» **STUDY TEXT**:
=== Begin Enclosure ===

A little nonfiction this time. Tough Guy Writers of the Thirties is a book that changed the course of my life. Before I read it back in 1968, I wasn't sure anyone besides me took hardboiled writing, especially the kind found in paperbacks, worthy of serious consideration. The essays in this book proved that others took it even more seriously than I did, and I was persuaded before I finished reading them that I could convince a committee of English professors to let me write my doctoral dissertation on private-eye fiction.
My favorite essay in the collection will always be R. V. Cassill's "Fear, Purgation, and Sophoclean Light," a meditation on Jim Thompson's The Killer Inside Me. Wonderful stuff. But so are all the others. I don't have time to name them all, if you like tough-guy fiction and the hardboiled school, you have to read this book. Cain, Hammett, Chandler are discussed, of course, but so are plenty of others. McCoy, Gresham, the Black Mask boys, Hemingway, many more. Great stuff, and highly recommended. Plenty of copies available on abebooks. Buy one. Treat yourself.

=== End Enclosure ===

Page segmentation data:
=== Begin Enclosure ===

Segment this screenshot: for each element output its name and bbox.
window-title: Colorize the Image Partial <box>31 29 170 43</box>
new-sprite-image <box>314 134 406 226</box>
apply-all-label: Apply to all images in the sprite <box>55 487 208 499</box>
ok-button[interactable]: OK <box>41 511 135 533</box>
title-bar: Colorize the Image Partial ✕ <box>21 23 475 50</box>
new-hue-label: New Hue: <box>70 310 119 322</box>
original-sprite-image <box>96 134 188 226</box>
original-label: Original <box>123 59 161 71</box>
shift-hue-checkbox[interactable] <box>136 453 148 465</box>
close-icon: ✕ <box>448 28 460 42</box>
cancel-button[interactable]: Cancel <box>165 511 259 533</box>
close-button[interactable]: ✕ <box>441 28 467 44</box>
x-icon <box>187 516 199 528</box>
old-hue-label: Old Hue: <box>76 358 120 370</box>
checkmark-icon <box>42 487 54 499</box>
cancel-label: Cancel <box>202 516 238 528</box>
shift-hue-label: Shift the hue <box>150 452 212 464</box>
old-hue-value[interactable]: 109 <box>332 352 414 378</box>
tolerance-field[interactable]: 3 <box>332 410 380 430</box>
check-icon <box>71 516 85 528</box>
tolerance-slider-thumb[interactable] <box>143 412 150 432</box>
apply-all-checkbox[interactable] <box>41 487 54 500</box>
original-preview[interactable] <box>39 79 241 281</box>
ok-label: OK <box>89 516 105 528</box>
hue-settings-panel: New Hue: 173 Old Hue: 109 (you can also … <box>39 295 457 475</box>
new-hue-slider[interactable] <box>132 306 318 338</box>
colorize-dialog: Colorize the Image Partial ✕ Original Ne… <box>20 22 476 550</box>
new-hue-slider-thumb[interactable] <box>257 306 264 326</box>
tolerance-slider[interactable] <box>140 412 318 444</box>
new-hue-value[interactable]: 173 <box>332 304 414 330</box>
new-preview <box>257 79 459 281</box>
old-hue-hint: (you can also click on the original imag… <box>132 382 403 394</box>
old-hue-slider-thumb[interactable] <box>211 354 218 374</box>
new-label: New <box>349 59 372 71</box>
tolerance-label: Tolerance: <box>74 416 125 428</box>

=== End Enclosure ===

» **EXERCISE DESCRIPTION**: Repeat the full text about Tough Guy Writers of the Thirties word for word.

» **TASK ANSWER**:
A little nonfiction this time. Tough Guy Writers of the Thirties is a book that changed the course of my life. Before I read it back in 1968, I wasn't sure anyone besides me took hardboiled writing, especially the kind found in paperbacks, worthy of serious consideration. The essays in this book proved that others took it even more seriously than I did, and I was persuaded before I finished reading them that I could convince a committee of English professors to let me write my doctoral dissertation on private-eye fiction.
My favorite essay in the collection will always be R. V. Cassill's "Fear, Purgation, and Sophoclean Light," a meditation on Jim Thompson's The Killer Inside Me. Wonderful stuff. But so are all the others. I don't have time to name them all, if you like tough-guy fiction and the hardboiled school, you have to read this book. Cain, Hammett, Chandler are discussed, of course, but so are plenty of others. McCoy, Gresham, the Black Mask boys, Hemingway, many more. Great stuff, and highly recommended. Plenty of copies available on abebooks. Buy one. Treat yourself.